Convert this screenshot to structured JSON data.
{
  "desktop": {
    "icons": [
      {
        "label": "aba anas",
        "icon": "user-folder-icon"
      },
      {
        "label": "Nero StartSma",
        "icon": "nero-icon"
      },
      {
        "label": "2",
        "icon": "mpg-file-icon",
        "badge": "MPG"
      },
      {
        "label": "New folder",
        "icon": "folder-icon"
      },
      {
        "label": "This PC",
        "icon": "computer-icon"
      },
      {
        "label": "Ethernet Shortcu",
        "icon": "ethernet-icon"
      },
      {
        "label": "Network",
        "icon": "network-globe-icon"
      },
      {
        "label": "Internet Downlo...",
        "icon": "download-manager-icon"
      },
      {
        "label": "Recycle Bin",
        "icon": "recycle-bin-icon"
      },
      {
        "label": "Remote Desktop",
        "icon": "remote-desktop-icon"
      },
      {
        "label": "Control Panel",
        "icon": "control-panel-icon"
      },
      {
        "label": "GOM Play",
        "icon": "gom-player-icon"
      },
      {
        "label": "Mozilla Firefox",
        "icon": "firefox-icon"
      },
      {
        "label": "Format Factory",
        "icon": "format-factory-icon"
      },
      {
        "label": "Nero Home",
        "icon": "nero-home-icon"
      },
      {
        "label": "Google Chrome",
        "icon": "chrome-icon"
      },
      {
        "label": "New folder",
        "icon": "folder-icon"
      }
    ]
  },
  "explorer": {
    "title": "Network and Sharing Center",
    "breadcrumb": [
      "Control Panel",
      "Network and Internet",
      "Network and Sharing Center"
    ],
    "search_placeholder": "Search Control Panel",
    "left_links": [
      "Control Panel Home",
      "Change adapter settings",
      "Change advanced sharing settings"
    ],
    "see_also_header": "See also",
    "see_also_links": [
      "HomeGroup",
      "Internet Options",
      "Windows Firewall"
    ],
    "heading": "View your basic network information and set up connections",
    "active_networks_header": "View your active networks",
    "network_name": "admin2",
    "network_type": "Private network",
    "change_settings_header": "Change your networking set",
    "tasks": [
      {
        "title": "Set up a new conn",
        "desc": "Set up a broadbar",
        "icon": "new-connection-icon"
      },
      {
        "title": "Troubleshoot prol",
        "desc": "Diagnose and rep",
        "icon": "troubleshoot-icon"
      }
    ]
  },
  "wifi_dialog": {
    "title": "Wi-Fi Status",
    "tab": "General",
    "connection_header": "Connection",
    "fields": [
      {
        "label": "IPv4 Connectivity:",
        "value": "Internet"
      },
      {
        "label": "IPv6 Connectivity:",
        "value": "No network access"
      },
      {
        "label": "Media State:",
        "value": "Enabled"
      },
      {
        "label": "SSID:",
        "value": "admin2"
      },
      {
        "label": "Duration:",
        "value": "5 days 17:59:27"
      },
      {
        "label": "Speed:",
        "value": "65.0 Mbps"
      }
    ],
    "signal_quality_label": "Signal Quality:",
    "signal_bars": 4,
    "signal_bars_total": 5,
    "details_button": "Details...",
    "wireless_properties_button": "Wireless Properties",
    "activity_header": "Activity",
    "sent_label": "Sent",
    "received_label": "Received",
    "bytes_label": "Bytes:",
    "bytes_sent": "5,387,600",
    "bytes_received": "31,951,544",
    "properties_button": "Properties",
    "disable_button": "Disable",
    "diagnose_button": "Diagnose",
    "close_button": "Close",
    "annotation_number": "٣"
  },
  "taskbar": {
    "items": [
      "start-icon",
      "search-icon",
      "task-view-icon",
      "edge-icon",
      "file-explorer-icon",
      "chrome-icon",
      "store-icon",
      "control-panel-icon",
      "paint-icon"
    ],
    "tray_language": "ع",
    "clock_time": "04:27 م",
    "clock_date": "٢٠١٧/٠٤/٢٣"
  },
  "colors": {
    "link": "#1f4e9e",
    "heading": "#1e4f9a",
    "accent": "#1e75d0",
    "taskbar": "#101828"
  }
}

§ **WHAT YOU HAVE TO DO**: Reproduce each record exactly, leaving nothing out.

§ **RESPONSE**:
Convert this screenshot to structured JSON data.
{
  "desktop": {
    "icons": [
      {
        "label": "aba anas",
        "icon": "user-folder-icon"
      },
      {
        "label": "Nero StartSma",
        "icon": "nero-icon"
      },
      {
        "label": "2",
        "icon": "mpg-file-icon",
        "badge": "MPG"
      },
      {
        "label": "New folder",
        "icon": "folder-icon"
      },
      {
        "label": "This PC",
        "icon": "computer-icon"
      },
      {
        "label": "Ethernet Shortcu",
        "icon": "ethernet-icon"
      },
      {
        "label": "Network",
        "icon": "network-globe-icon"
      },
      {
        "label": "Internet Downlo...",
        "icon": "download-manager-icon"
      },
      {
        "label": "Recycle Bin",
        "icon": "recycle-bin-icon"
      },
      {
        "label": "Remote Desktop",
        "icon": "remote-desktop-icon"
      },
      {
        "label": "Control Panel",
        "icon": "control-panel-icon"
      },
      {
        "label": "GOM Play",
        "icon": "gom-player-icon"
      },
      {
        "label": "Mozilla Firefox",
        "icon": "firefox-icon"
      },
      {
        "label": "Format Factory",
        "icon": "format-factory-icon"
      },
      {
        "label": "Nero Home",
        "icon": "nero-home-icon"
      },
      {
        "label": "Google Chrome",
        "icon": "chrome-icon"
      },
      {
        "label": "New folder",
        "icon": "folder-icon"
      }
    ]
  },
  "explorer": {
    "title": "Network and Sharing Center",
    "breadcrumb": [
      "Control Panel",
      "Network and Internet",
      "Network and Sharing Center"
    ],
    "search_placeholder": "Search Control Panel",
    "left_links": [
      "Control Panel Home",
      "Change adapter settings",
      "Change advanced sharing settings"
    ],
    "see_also_header": "See also",
    "see_also_links": [
      "HomeGroup",
      "Internet Options",
      "Windows Firewall"
    ],
    "heading": "View your basic network information and set up connections",
    "active_networks_header": "View your active networks",
    "network_name": "admin2",
    "network_type": "Private network",
    "change_settings_header": "Change your networking set",
    "tasks": [
      {
        "title": "Set up a new conn",
        "desc": "Set up a broadbar",
        "icon": "new-connection-icon"
      },
      {
        "title": "Troubleshoot prol",
        "desc": "Diagnose and rep",
        "icon": "troubleshoot-icon"
      }
    ]
  },
  "wifi_dialog": {
    "title": "Wi-Fi Status",
    "tab": "General",
    "connection_header": "Connection",
    "fields": [
      {
        "label": "IPv4 Connectivity:",
        "value": "Internet"
      },
      {
        "label": "IPv6 Connectivity:",
        "value": "No network access"
      },
      {
        "label": "Media State:",
        "value": "Enabled"
      },
      {
        "label": "SSID:",
        "value": "admin2"
      },
      {
        "label": "Duration:",
        "value": "5 days 17:59:27"
      },
      {
        "label": "Speed:",
        "value": "65.0 Mbps"
      }
    ],
    "signal_quality_label": "Signal Quality:",
    "signal_bars": 4,
    "signal_bars_total": 5,
    "details_button": "Details...",
    "wireless_properties_button": "Wireless Properties",
    "activity_header": "Activity",
    "sent_label": "Sent",
    "received_label": "Received",
    "bytes_label": "Bytes:",
    "bytes_sent": "5,387,600",
    "bytes_received": "31,951,544",
    "properties_button": "Properties",
    "disable_button": "Disable",
    "diagnose_button": "Diagnose",
    "close_button": "Close",
    "annotation_number": "٣"
  },
  "taskbar": {
    "items": [
      "start-icon",
      "search-icon",
      "task-view-icon",
      "edge-icon",
      "file-explorer-icon",
      "chrome-icon",
      "store-icon",
      "control-panel-icon",
      "paint-icon"
    ],
    "tray_language": "ع",
    "clock_time": "04:27 م",
    "clock_date": "٢٠١٧/٠٤/٢٣"
  },
  "colors": {
    "link": "#1f4e9e",
    "heading": "#1e4f9a",
    "accent": "#1e75d0",
    "taskbar": "#101828"
  }
}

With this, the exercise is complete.